- [EXERCISE] Can you output the records below exactly as they are written?

** START INFORMATION GIVEN **

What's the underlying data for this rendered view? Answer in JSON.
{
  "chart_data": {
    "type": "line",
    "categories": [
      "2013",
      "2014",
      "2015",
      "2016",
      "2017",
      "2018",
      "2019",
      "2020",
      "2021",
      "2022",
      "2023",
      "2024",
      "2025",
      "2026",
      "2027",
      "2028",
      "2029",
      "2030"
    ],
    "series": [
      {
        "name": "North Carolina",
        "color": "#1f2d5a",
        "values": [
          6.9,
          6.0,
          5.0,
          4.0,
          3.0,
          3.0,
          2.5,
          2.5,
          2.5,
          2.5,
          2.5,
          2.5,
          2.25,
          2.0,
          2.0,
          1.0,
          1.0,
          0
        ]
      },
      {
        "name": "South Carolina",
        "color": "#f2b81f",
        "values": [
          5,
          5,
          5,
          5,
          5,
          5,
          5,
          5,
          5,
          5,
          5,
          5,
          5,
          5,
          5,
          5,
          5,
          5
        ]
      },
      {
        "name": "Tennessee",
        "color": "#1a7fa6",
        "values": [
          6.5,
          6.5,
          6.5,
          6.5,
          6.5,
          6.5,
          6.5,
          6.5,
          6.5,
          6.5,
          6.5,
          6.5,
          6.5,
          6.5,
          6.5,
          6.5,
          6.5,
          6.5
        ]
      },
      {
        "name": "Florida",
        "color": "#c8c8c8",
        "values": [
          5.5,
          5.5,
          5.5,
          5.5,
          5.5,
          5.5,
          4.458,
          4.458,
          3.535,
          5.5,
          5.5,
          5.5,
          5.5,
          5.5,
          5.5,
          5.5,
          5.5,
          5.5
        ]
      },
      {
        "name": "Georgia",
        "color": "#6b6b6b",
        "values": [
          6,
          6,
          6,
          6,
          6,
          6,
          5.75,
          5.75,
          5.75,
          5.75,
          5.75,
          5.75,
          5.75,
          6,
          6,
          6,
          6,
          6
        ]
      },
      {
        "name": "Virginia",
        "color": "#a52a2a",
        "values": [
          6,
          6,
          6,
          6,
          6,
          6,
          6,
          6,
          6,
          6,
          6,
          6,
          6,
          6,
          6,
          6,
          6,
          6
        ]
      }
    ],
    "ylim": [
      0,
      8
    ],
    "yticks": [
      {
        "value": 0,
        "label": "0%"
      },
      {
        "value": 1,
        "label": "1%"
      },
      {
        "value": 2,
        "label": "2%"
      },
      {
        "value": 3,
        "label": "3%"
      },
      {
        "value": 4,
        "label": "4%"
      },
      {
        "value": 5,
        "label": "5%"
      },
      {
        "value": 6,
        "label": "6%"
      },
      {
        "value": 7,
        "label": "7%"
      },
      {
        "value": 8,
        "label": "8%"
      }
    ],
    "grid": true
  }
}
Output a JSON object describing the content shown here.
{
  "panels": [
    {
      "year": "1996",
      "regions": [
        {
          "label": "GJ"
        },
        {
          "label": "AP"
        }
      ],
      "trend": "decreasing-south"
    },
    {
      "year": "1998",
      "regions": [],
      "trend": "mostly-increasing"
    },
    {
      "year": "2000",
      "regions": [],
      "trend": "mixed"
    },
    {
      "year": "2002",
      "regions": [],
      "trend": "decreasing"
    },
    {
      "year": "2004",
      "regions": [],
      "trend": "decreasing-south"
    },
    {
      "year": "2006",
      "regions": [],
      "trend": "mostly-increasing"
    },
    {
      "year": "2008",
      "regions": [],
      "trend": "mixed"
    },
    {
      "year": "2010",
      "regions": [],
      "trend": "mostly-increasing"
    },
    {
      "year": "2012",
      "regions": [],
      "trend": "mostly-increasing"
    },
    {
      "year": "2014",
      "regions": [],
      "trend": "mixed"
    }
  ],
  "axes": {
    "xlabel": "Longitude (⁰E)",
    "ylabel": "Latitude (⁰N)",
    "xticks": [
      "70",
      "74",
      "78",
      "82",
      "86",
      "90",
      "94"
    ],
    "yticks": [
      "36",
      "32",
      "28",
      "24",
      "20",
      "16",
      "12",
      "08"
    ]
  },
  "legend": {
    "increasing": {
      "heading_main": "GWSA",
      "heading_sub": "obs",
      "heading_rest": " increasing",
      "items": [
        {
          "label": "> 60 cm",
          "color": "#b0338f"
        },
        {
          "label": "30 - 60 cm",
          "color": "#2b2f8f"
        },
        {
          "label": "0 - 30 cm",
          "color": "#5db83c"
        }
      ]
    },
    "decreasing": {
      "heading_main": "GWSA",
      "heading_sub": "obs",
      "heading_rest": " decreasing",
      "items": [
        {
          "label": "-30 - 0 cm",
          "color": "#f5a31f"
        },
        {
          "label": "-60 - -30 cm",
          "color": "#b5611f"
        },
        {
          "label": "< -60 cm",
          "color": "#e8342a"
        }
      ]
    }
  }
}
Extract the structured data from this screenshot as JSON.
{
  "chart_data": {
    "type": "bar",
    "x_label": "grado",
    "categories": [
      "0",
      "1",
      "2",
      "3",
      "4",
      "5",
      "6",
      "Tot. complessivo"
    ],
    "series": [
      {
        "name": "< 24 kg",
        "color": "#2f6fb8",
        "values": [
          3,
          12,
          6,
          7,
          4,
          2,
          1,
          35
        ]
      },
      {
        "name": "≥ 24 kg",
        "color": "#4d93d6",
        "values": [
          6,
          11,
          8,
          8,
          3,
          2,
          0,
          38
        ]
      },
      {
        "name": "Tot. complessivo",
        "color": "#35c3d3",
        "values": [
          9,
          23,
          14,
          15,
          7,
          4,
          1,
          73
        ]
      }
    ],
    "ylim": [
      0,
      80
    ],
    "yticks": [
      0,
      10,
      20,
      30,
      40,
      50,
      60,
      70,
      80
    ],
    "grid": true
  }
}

** END INFORMATION GIVEN **

- [WRITTEN RESPONSE]
What's the underlying data for this rendered view? Answer in JSON.
{
  "chart_data": {
    "type": "line",
    "categories": [
      "2013",
      "2014",
      "2015",
      "2016",
      "2017",
      "2018",
      "2019",
      "2020",
      "2021",
      "2022",
      "2023",
      "2024",
      "2025",
      "2026",
      "2027",
      "2028",
      "2029",
      "2030"
    ],
    "series": [
      {
        "name": "North Carolina",
        "color": "#1f2d5a",
        "values": [
          6.9,
          6.0,
          5.0,
          4.0,
          3.0,
          3.0,
          2.5,
          2.5,
          2.5,
          2.5,
          2.5,
          2.5,
          2.25,
          2.0,
          2.0,
          1.0,
          1.0,
          0
        ]
      },
      {
        "name": "South Carolina",
        "color": "#f2b81f",
        "values": [
          5,
          5,
          5,
          5,
          5,
          5,
          5,
          5,
          5,
          5,
          5,
          5,
          5,
          5,
          5,
          5,
          5,
          5
        ]
      },
      {
        "name": "Tennessee",
        "color": "#1a7fa6",
        "values": [
          6.5,
          6.5,
          6.5,
          6.5,
          6.5,
          6.5,
          6.5,
          6.5,
          6.5,
          6.5,
          6.5,
          6.5,
          6.5,
          6.5,
          6.5,
          6.5,
          6.5,
          6.5
        ]
      },
      {
        "name": "Florida",
        "color": "#c8c8c8",
        "values": [
          5.5,
          5.5,
          5.5,
          5.5,
          5.5,
          5.5,
          4.458,
          4.458,
          3.535,
          5.5,
          5.5,
          5.5,
          5.5,
          5.5,
          5.5,
          5.5,
          5.5,
          5.5
        ]
      },
      {
        "name": "Georgia",
        "color": "#6b6b6b",
        "values": [
          6,
          6,
          6,
          6,
          6,
          6,
          5.75,
          5.75,
          5.75,
          5.75,
          5.75,
          5.75,
          5.75,
          6,
          6,
          6,
          6,
          6
        ]
      },
      {
        "name": "Virginia",
        "color": "#a52a2a",
        "values": [
          6,
          6,
          6,
          6,
          6,
          6,
          6,
          6,
          6,
          6,
          6,
          6,
          6,
          6,
          6,
          6,
          6,
          6
        ]
      }
    ],
    "ylim": [
      0,
      8
    ],
    "yticks": [
      {
        "value": 0,
        "label": "0%"
      },
      {
        "value": 1,
        "label": "1%"
      },
      {
        "value": 2,
        "label": "2%"
      },
      {
        "value": 3,
        "label": "3%"
      },
      {
        "value": 4,
        "label": "4%"
      },
      {
        "value": 5,
        "label": "5%"
      },
      {
        "value": 6,
        "label": "6%"
      },
      {
        "value": 7,
        "label": "7%"
      },
      {
        "value": 8,
        "label": "8%"
      }
    ],
    "grid": true
  }
}
Output a JSON object describing the content shown here.
{
  "panels": [
    {
      "year": "1996",
      "regions": [
        {
          "label": "GJ"
        },
        {
          "label": "AP"
        }
      ],
      "trend": "decreasing-south"
    },
    {
      "year": "1998",
      "regions": [],
      "trend": "mostly-increasing"
    },
    {
      "year": "2000",
      "regions": [],
      "trend": "mixed"
    },
    {
      "year": "2002",
      "regions": [],
      "trend": "decreasing"
    },
    {
      "year": "2004",
      "regions": [],
      "trend": "decreasing-south"
    },
    {
      "year": "2006",
      "regions": [],
      "trend": "mostly-increasing"
    },
    {
      "year": "2008",
      "regions": [],
      "trend": "mixed"
    },
    {
      "year": "2010",
      "regions": [],
      "trend": "mostly-increasing"
    },
    {
      "year": "2012",
      "regions": [],
      "trend": "mostly-increasing"
    },
    {
      "year": "2014",
      "regions": [],
      "trend": "mixed"
    }
  ],
  "axes": {
    "xlabel": "Longitude (⁰E)",
    "ylabel": "Latitude (⁰N)",
    "xticks": [
      "70",
      "74",
      "78",
      "82",
      "86",
      "90",
      "94"
    ],
    "yticks": [
      "36",
      "32",
      "28",
      "24",
      "20",
      "16",
      "12",
      "08"
    ]
  },
  "legend": {
    "increasing": {
      "heading_main": "GWSA",
      "heading_sub": "obs",
      "heading_rest": " increasing",
      "items": [
        {
          "label": "> 60 cm",
          "color": "#b0338f"
        },
        {
          "label": "30 - 60 cm",
          "color": "#2b2f8f"
        },
        {
          "label": "0 - 30 cm",
          "color": "#5db83c"
        }
      ]
    },
    "decreasing": {
      "heading_main": "GWSA",
      "heading_sub": "obs",
      "heading_rest": " decreasing",
      "items": [
        {
          "label": "-30 - 0 cm",
          "color": "#f5a31f"
        },
        {
          "label": "-60 - -30 cm",
          "color": "#b5611f"
        },
        {
          "label": "< -60 cm",
          "color": "#e8342a"
        }
      ]
    }
  }
}
Extract the structured data from this screenshot as JSON.
{
  "chart_data": {
    "type": "bar",
    "x_label": "grado",
    "categories": [
      "0",
      "1",
      "2",
      "3",
      "4",
      "5",
      "6",
      "Tot. complessivo"
    ],
    "series": [
      {
        "name": "< 24 kg",
        "color": "#2f6fb8",
        "values": [
          3,
          12,
          6,
          7,
          4,
          2,
          1,
          35
        ]
      },
      {
        "name": "≥ 24 kg",
        "color": "#4d93d6",
        "values": [
          6,
          11,
          8,
          8,
          3,
          2,
          0,
          38
        ]
      },
      {
        "name": "Tot. complessivo",
        "color": "#35c3d3",
        "values": [
          9,
          23,
          14,
          15,
          7,
          4,
          1,
          73
        ]
      }
    ],
    "ylim": [
      0,
      80
    ],
    "yticks": [
      0,
      10,
      20,
      30,
      40,
      50,
      60,
      70,
      80
    ],
    "grid": true
  }
}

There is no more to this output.